(Dataset records on visual material)
--------------------------------------------------

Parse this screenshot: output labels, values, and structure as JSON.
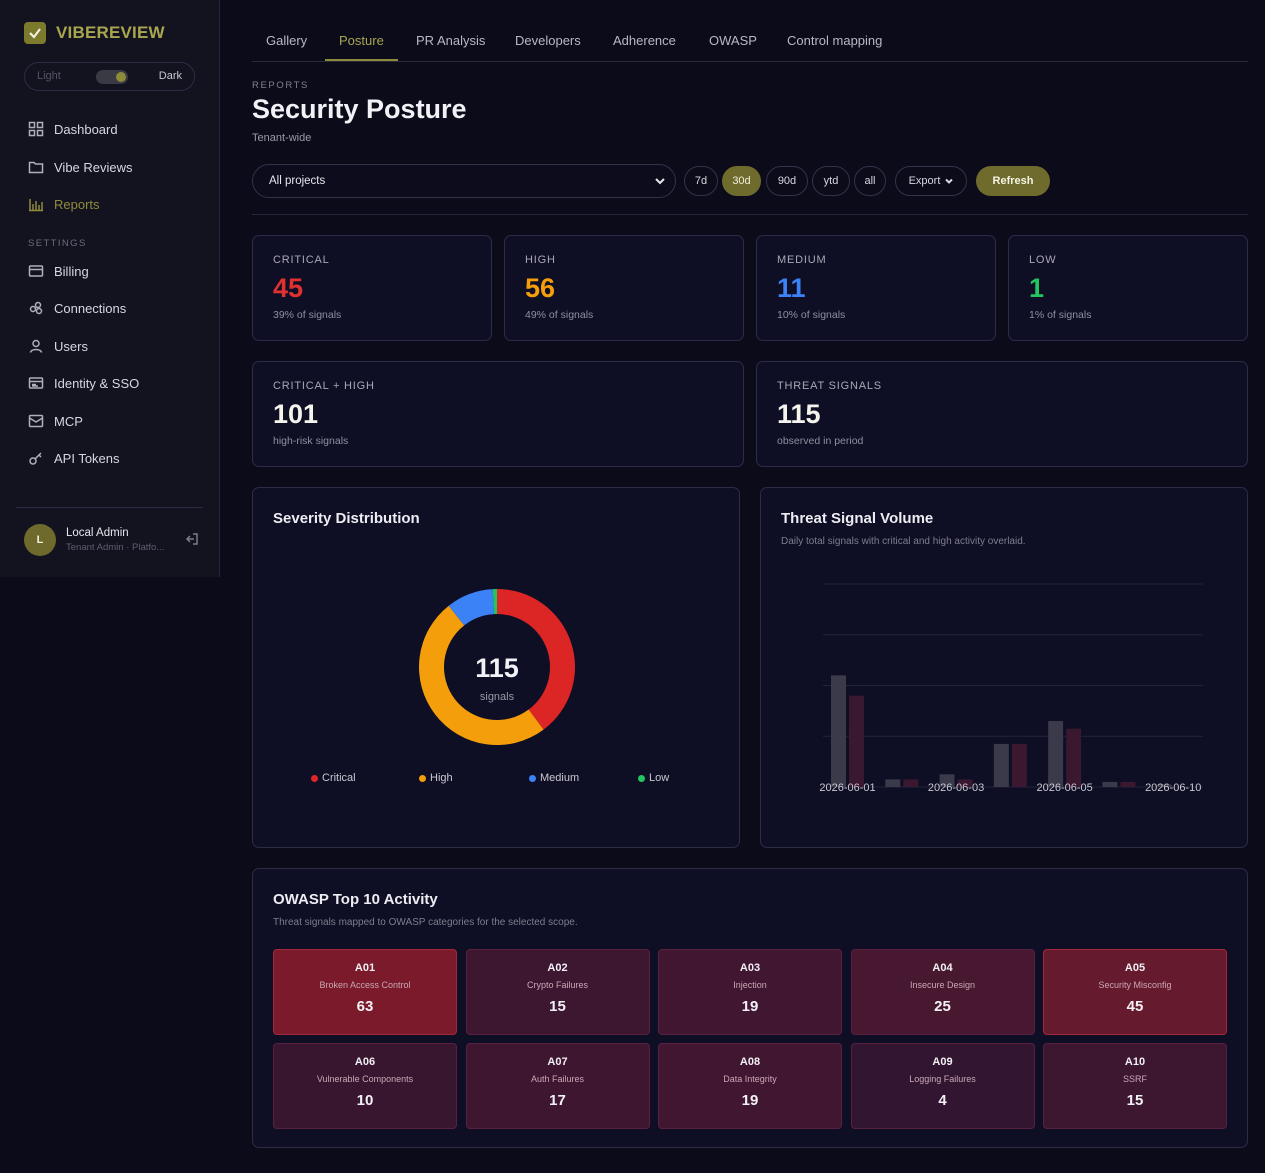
{
  "brand": {
    "name": "VIBEREVIEW"
  },
  "theme": {
    "light_label": "Light",
    "dark_label": "Dark",
    "selected": "Dark"
  },
  "nav": {
    "items": [
      {
        "label": "Dashboard",
        "icon": "grid-icon"
      },
      {
        "label": "Vibe Reviews",
        "icon": "folder-icon"
      },
      {
        "label": "Reports",
        "icon": "bar-chart-icon",
        "active": true
      }
    ],
    "settings_label": "SETTINGS",
    "settings_items": [
      {
        "label": "Billing",
        "icon": "credit-card-icon"
      },
      {
        "label": "Connections",
        "icon": "connections-icon"
      },
      {
        "label": "Users",
        "icon": "user-icon"
      },
      {
        "label": "Identity & SSO",
        "icon": "id-card-icon"
      },
      {
        "label": "MCP",
        "icon": "inbox-icon"
      },
      {
        "label": "API Tokens",
        "icon": "key-icon"
      }
    ]
  },
  "user": {
    "initial": "L",
    "name": "Local Admin",
    "role": "Tenant Admin · Platfo..."
  },
  "tabs": [
    "Gallery",
    "Posture",
    "PR Analysis",
    "Developers",
    "Adherence",
    "OWASP",
    "Control mapping"
  ],
  "active_tab": "Posture",
  "header": {
    "eyebrow": "REPORTS",
    "title": "Security Posture",
    "subtitle": "Tenant-wide"
  },
  "filters": {
    "project": "All projects",
    "ranges": [
      "7d",
      "30d",
      "90d",
      "ytd",
      "all"
    ],
    "selected_range": "30d",
    "export_label": "Export",
    "refresh_label": "Refresh"
  },
  "stats": [
    {
      "label": "CRITICAL",
      "value": "45",
      "sub": "39% of signals",
      "color": "#e03030"
    },
    {
      "label": "HIGH",
      "value": "56",
      "sub": "49% of signals",
      "color": "#f59e0b"
    },
    {
      "label": "MEDIUM",
      "value": "11",
      "sub": "10% of signals",
      "color": "#3b82f6"
    },
    {
      "label": "LOW",
      "value": "1",
      "sub": "1% of signals",
      "color": "#22c55e"
    }
  ],
  "summary": [
    {
      "label": "CRITICAL + HIGH",
      "value": "101",
      "sub": "high-risk signals"
    },
    {
      "label": "THREAT SIGNALS",
      "value": "115",
      "sub": "observed in period"
    }
  ],
  "severity": {
    "title": "Severity Distribution",
    "center_value": "115",
    "center_label": "signals"
  },
  "volume": {
    "title": "Threat Signal Volume",
    "subtitle": "Daily total signals with critical and high activity overlaid."
  },
  "chart_data": [
    {
      "type": "pie",
      "title": "Severity Distribution",
      "categories": [
        "Critical",
        "High",
        "Medium",
        "Low"
      ],
      "values": [
        45,
        56,
        11,
        1
      ],
      "colors": [
        "#dc2626",
        "#f59e0b",
        "#3b82f6",
        "#22c55e"
      ],
      "legend": "bottom"
    },
    {
      "type": "bar",
      "title": "Threat Signal Volume",
      "x": [
        "2026-06-01",
        "2026-06-02",
        "2026-06-03",
        "2026-06-04",
        "2026-06-05",
        "2026-06-06",
        "2026-06-10"
      ],
      "tick_labels": [
        "2026-06-01",
        "2026-06-03",
        "2026-06-05",
        "2026-06-10"
      ],
      "series": [
        {
          "values": [
            44,
            3,
            5,
            17,
            26,
            2,
            1
          ],
          "color": "#3a3a4a"
        },
        {
          "values": [
            36,
            3,
            3,
            17,
            23,
            2,
            0
          ],
          "color": "#3a1830"
        }
      ],
      "ylim": [
        0,
        80
      ],
      "grid": true
    }
  ],
  "owasp": {
    "title": "OWASP Top 10 Activity",
    "subtitle": "Threat signals mapped to OWASP categories for the selected scope.",
    "items": [
      {
        "code": "A01",
        "name": "Broken Access Control",
        "count": "63",
        "color": "#7b1a2a"
      },
      {
        "code": "A02",
        "name": "Crypto Failures",
        "count": "15",
        "color": "#3d1630"
      },
      {
        "code": "A03",
        "name": "Injection",
        "count": "19",
        "color": "#411630"
      },
      {
        "code": "A04",
        "name": "Insecure Design",
        "count": "25",
        "color": "#481830"
      },
      {
        "code": "A05",
        "name": "Security Misconfig",
        "count": "45",
        "color": "#661a2e"
      },
      {
        "code": "A06",
        "name": "Vulnerable Components",
        "count": "10",
        "color": "#391630"
      },
      {
        "code": "A07",
        "name": "Auth Failures",
        "count": "17",
        "color": "#3f1630"
      },
      {
        "code": "A08",
        "name": "Data Integrity",
        "count": "19",
        "color": "#411630"
      },
      {
        "code": "A09",
        "name": "Logging Failures",
        "count": "4",
        "color": "#321530"
      },
      {
        "code": "A10",
        "name": "SSRF",
        "count": "15",
        "color": "#3d1630"
      }
    ]
  }
}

--------------------------------------------------

_Problem statement_:
Pull every line holding "icon" out of the records.

_Answer to this task_:
        "icon": "grid-icon"
        "icon": "folder-icon"
        "icon": "bar-chart-icon",
        "icon": "credit-card-icon"
        "icon": "connections-icon"
        "icon": "user-icon"
        "icon": "id-card-icon"
        "icon": "inbox-icon"
        "icon": "key-icon"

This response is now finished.